### Provided data
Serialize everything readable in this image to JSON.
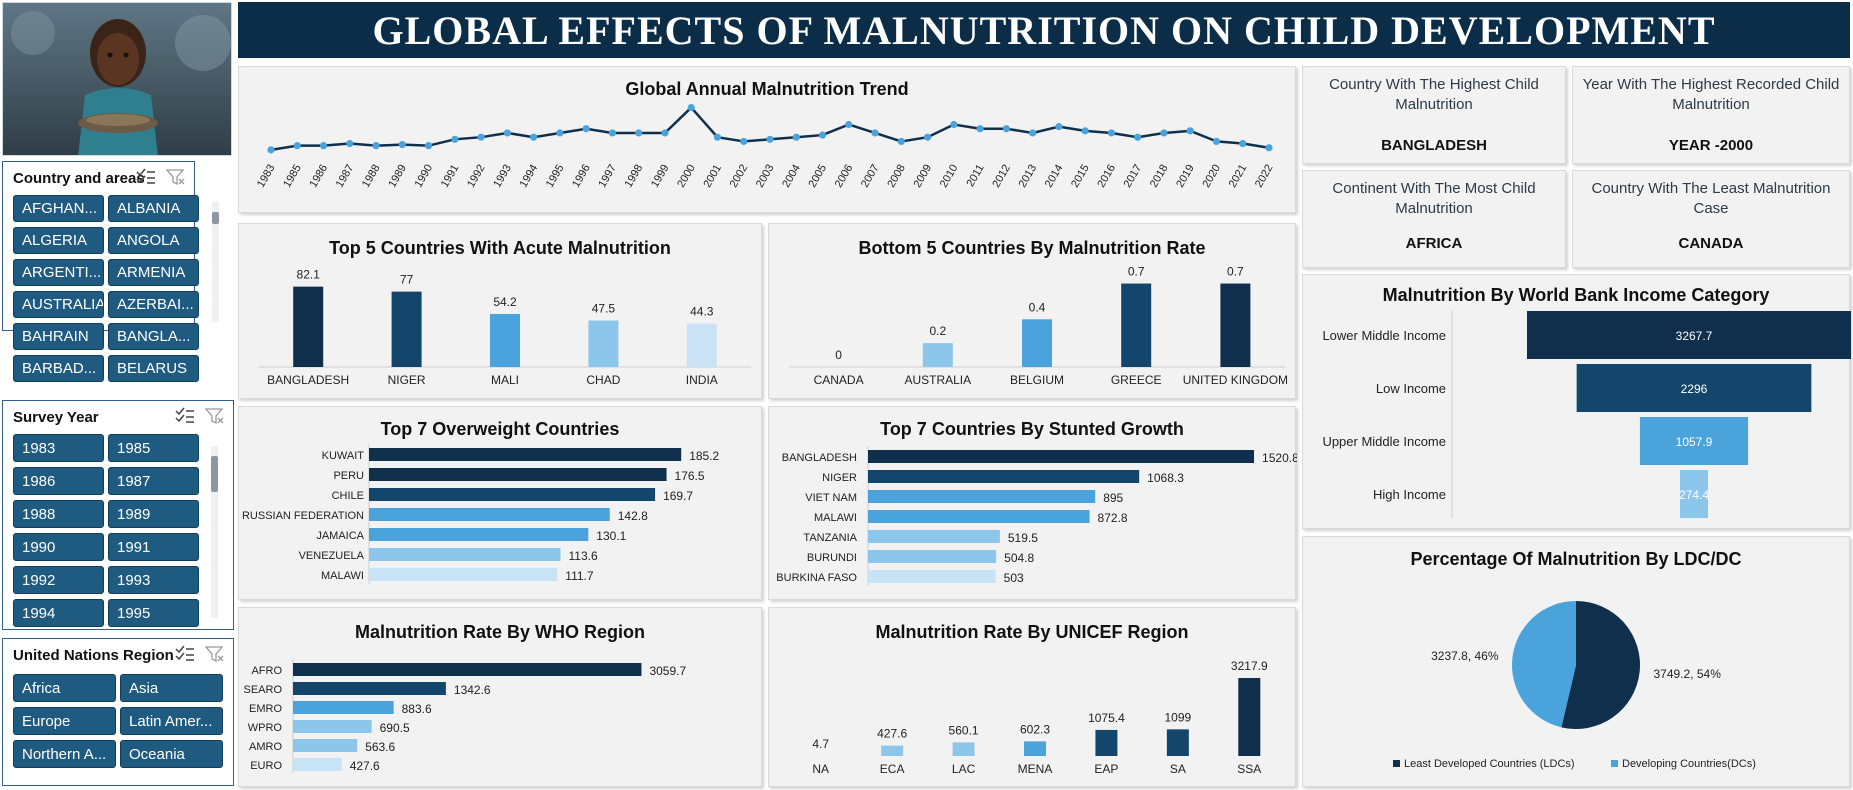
{
  "title": "GLOBAL EFFECTS OF MALNUTRITION ON CHILD DEVELOPMENT",
  "colors": {
    "navy": "#0c2d48",
    "dark": "#0f2f4d",
    "mid": "#14466c",
    "blue": "#4aa3db",
    "light": "#8cc6ea",
    "pale": "#c7e3f5"
  },
  "slicers": {
    "country": {
      "title": "Country and areas",
      "items": [
        "AFGHAN...",
        "ALBANIA",
        "ALGERIA",
        "ANGOLA",
        "ARGENTI...",
        "ARMENIA",
        "AUSTRALIA",
        "AZERBAI...",
        "BAHRAIN",
        "BANGLA...",
        "BARBAD...",
        "BELARUS"
      ]
    },
    "year": {
      "title": "Survey Year",
      "items": [
        "1983",
        "1985",
        "1986",
        "1987",
        "1988",
        "1989",
        "1990",
        "1991",
        "1992",
        "1993",
        "1994",
        "1995"
      ]
    },
    "region": {
      "title": "United Nations Region",
      "items": [
        "Africa",
        "Asia",
        "Europe",
        "Latin Amer...",
        "Northern A...",
        "Oceania"
      ]
    }
  },
  "kpis": [
    {
      "label": "Country With The Highest Child Malnutrition",
      "value": "BANGLADESH"
    },
    {
      "label": "Year With The Highest Recorded Child Malnutrition",
      "value": "YEAR -2000"
    },
    {
      "label": "Continent With The Most Child Malnutrition",
      "value": "AFRICA"
    },
    {
      "label": "Country With The Least Malnutrition Case",
      "value": "CANADA"
    }
  ],
  "chart_data": [
    {
      "id": "trend",
      "type": "line",
      "title": "Global Annual Malnutrition Trend",
      "categories": [
        "1983",
        "1985",
        "1986",
        "1987",
        "1988",
        "1989",
        "1990",
        "1991",
        "1992",
        "1993",
        "1994",
        "1995",
        "1996",
        "1997",
        "1998",
        "1999",
        "2000",
        "2001",
        "2002",
        "2003",
        "2004",
        "2005",
        "2006",
        "2007",
        "2008",
        "2009",
        "2010",
        "2011",
        "2012",
        "2013",
        "2014",
        "2015",
        "2016",
        "2017",
        "2018",
        "2019",
        "2020",
        "2021",
        "2022"
      ],
      "values": [
        1,
        3,
        3,
        4,
        3,
        3.5,
        3,
        6,
        7,
        9,
        7,
        9,
        11,
        9,
        9,
        9,
        21,
        7,
        5,
        6,
        7,
        8,
        13,
        9,
        5,
        7,
        13,
        11,
        11,
        9,
        12,
        10,
        9,
        7,
        9,
        10,
        5,
        4,
        2
      ],
      "ylim": [
        0,
        26
      ],
      "grid": false
    },
    {
      "id": "top5",
      "type": "bar",
      "title": "Top 5 Countries With Acute Malnutrition",
      "categories": [
        "BANGLADESH",
        "NIGER",
        "MALI",
        "CHAD",
        "INDIA"
      ],
      "values": [
        82.1,
        77,
        54.2,
        47.5,
        44.3
      ],
      "labels": [
        "82.1",
        "77",
        "54.2",
        "47.5",
        "44.3"
      ],
      "colors": [
        "#0f2f4d",
        "#14466c",
        "#4aa3db",
        "#8cc6ea",
        "#c7e3f5"
      ],
      "ylim": [
        0,
        95
      ]
    },
    {
      "id": "bottom5",
      "type": "bar",
      "title": "Bottom 5 Countries By Malnutrition Rate",
      "categories": [
        "CANADA",
        "AUSTRALIA",
        "BELGIUM",
        "GREECE",
        "UNITED KINGDOM"
      ],
      "values": [
        0,
        0.2,
        0.4,
        0.7,
        0.7
      ],
      "labels": [
        "0",
        "0.2",
        "0.4",
        "0.7",
        "0.7"
      ],
      "colors": [
        "#c7e3f5",
        "#8cc6ea",
        "#4aa3db",
        "#14466c",
        "#0f2f4d"
      ],
      "ylim": [
        0,
        0.78
      ]
    },
    {
      "id": "overweight",
      "type": "bar",
      "orientation": "horizontal",
      "title": "Top 7 Overweight Countries",
      "categories": [
        "KUWAIT",
        "PERU",
        "CHILE",
        "RUSSIAN FEDERATION",
        "JAMAICA",
        "VENEZUELA",
        "MALAWI"
      ],
      "values": [
        185.2,
        176.5,
        169.7,
        142.8,
        130.1,
        113.6,
        111.7
      ],
      "labels": [
        "185.2",
        "176.5",
        "169.7",
        "142.8",
        "130.1",
        "113.6",
        "111.7"
      ],
      "colors": [
        "#0f2f4d",
        "#0f2f4d",
        "#14466c",
        "#4aa3db",
        "#4aa3db",
        "#8cc6ea",
        "#c7e3f5"
      ],
      "xlim": [
        0,
        210
      ]
    },
    {
      "id": "stunted",
      "type": "bar",
      "orientation": "horizontal",
      "title": "Top 7 Countries By Stunted Growth",
      "categories": [
        "BANGLADESH",
        "NIGER",
        "VIET NAM",
        "MALAWI",
        "TANZANIA",
        "BURUNDI",
        "BURKINA FASO"
      ],
      "values": [
        1520.8,
        1068.3,
        895,
        872.8,
        519.5,
        504.8,
        503
      ],
      "labels": [
        "1520.8",
        "1068.3",
        "895",
        "872.8",
        "519.5",
        "504.8",
        "503"
      ],
      "colors": [
        "#0f2f4d",
        "#14466c",
        "#4aa3db",
        "#4aa3db",
        "#8cc6ea",
        "#8cc6ea",
        "#c7e3f5"
      ],
      "xlim": [
        0,
        1560
      ]
    },
    {
      "id": "who",
      "type": "bar",
      "orientation": "horizontal",
      "title": "Malnutrition Rate By WHO Region",
      "categories": [
        "AFRO",
        "SEARO",
        "EMRO",
        "WPRO",
        "AMRO",
        "EURO"
      ],
      "values": [
        3059.7,
        1342.6,
        883.6,
        690.5,
        563.6,
        427.6
      ],
      "labels": [
        "3059.7",
        "1342.6",
        "883.6",
        "690.5",
        "563.6",
        "427.6"
      ],
      "colors": [
        "#0f2f4d",
        "#14466c",
        "#4aa3db",
        "#8cc6ea",
        "#8cc6ea",
        "#c7e3f5"
      ],
      "xlim": [
        0,
        3600
      ]
    },
    {
      "id": "unicef",
      "type": "bar",
      "title": "Malnutrition Rate By UNICEF Region",
      "categories": [
        "NA",
        "ECA",
        "LAC",
        "MENA",
        "EAP",
        "SA",
        "SSA"
      ],
      "values": [
        4.7,
        427.6,
        560.1,
        602.3,
        1075.4,
        1099,
        3217.9
      ],
      "labels": [
        "4.7",
        "427.6",
        "560.1",
        "602.3",
        "1075.4",
        "1099",
        "3217.9"
      ],
      "colors": [
        "#c7e3f5",
        "#8cc6ea",
        "#8cc6ea",
        "#4aa3db",
        "#14466c",
        "#14466c",
        "#0f2f4d"
      ],
      "ylim": [
        0,
        3217.9
      ]
    },
    {
      "id": "income",
      "type": "bar",
      "orientation": "funnel",
      "title": "Malnutrition By World Bank Income Category",
      "categories": [
        "Lower Middle Income",
        "Low Income",
        "Upper Middle Income",
        "High Income"
      ],
      "values": [
        3267.7,
        2296,
        1057.9,
        274.4
      ],
      "labels": [
        "3267.7",
        "2296",
        "1057.9",
        "274.4"
      ],
      "colors": [
        "#0f2f4d",
        "#14466c",
        "#4aa3db",
        "#8cc6ea"
      ],
      "xlim": [
        0,
        3267.7
      ]
    },
    {
      "id": "ldc",
      "type": "pie",
      "title": "Percentage Of Malnutrition By LDC/DC",
      "categories": [
        "Least Developed Countries (LDCs)",
        "Developing Countries(DCs)"
      ],
      "values": [
        3749.2,
        3237.8
      ],
      "labels": [
        "3749.2, 54%",
        "3237.8, 46%"
      ],
      "colors": [
        "#0f2f4d",
        "#4aa3db"
      ],
      "legend": "bottom"
    }
  ]
}
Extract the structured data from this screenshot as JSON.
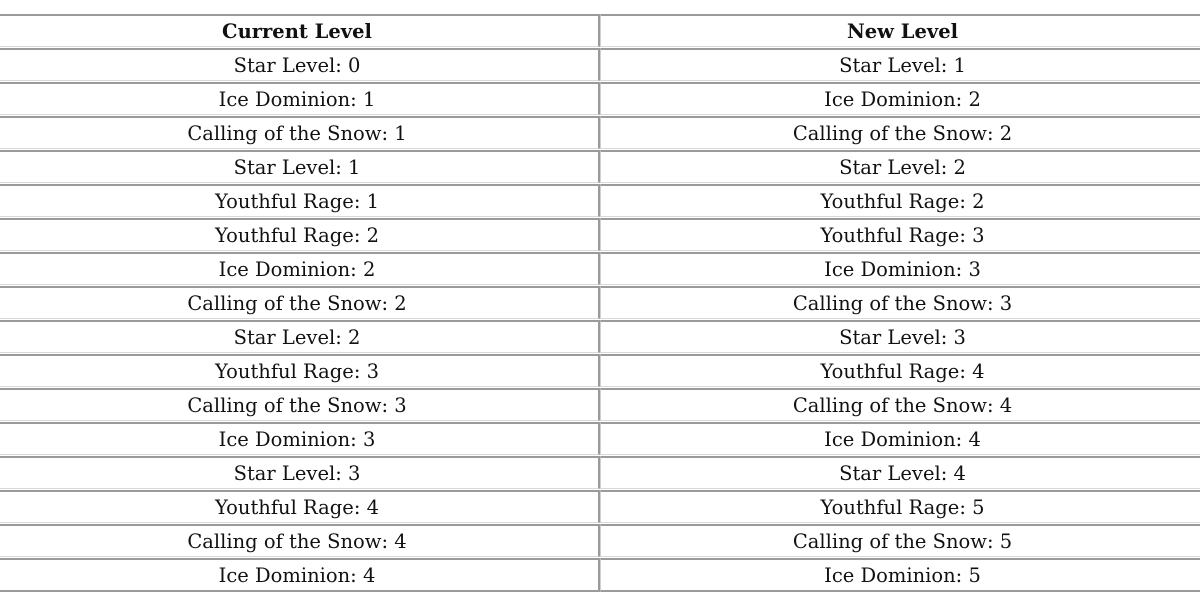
{
  "table": {
    "headers": [
      "Current Level",
      "New Level"
    ],
    "rows": [
      [
        "Star Level: 0",
        "Star Level: 1"
      ],
      [
        "Ice Dominion: 1",
        "Ice Dominion: 2"
      ],
      [
        "Calling of the Snow: 1",
        "Calling of the Snow: 2"
      ],
      [
        "Star Level: 1",
        "Star Level: 2"
      ],
      [
        "Youthful Rage: 1",
        "Youthful Rage: 2"
      ],
      [
        "Youthful Rage: 2",
        "Youthful Rage: 3"
      ],
      [
        "Ice Dominion: 2",
        "Ice Dominion: 3"
      ],
      [
        "Calling of the Snow: 2",
        "Calling of the Snow: 3"
      ],
      [
        "Star Level: 2",
        "Star Level: 3"
      ],
      [
        "Youthful Rage: 3",
        "Youthful Rage: 4"
      ],
      [
        "Calling of the Snow: 3",
        "Calling of the Snow: 4"
      ],
      [
        "Ice Dominion: 3",
        "Ice Dominion: 4"
      ],
      [
        "Star Level: 3",
        "Star Level: 4"
      ],
      [
        "Youthful Rage: 4",
        "Youthful Rage: 5"
      ],
      [
        "Calling of the Snow: 4",
        "Calling of the Snow: 5"
      ],
      [
        "Ice Dominion: 4",
        "Ice Dominion: 5"
      ]
    ]
  }
}
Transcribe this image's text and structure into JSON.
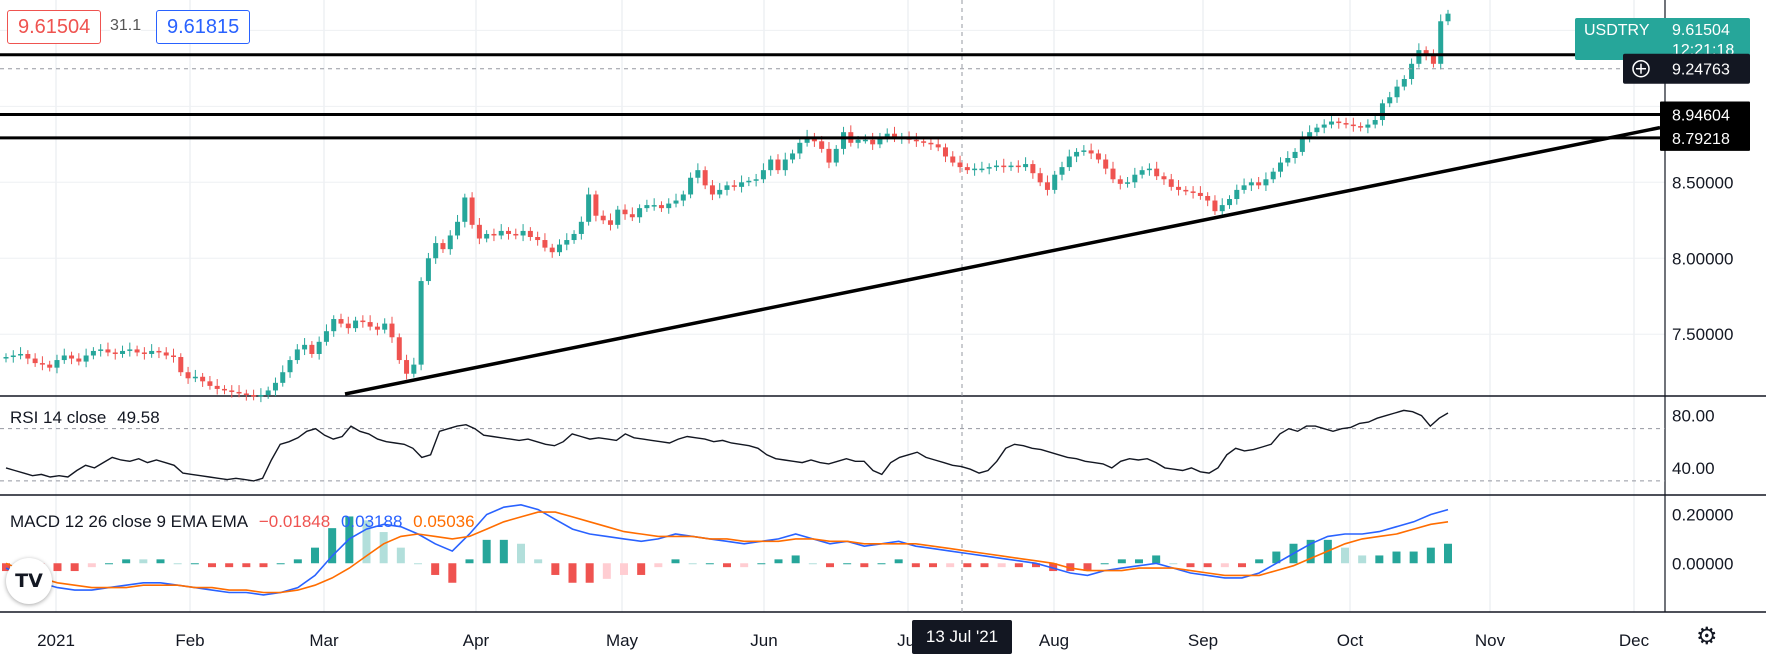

### Task details
Lines of the material that contain the word "Highest" are to be gathered.

### Final result
      "label": "Country With The Highest Child Malnutrition",
      "label": "Year With The Highest Recorded Child Malnutrition",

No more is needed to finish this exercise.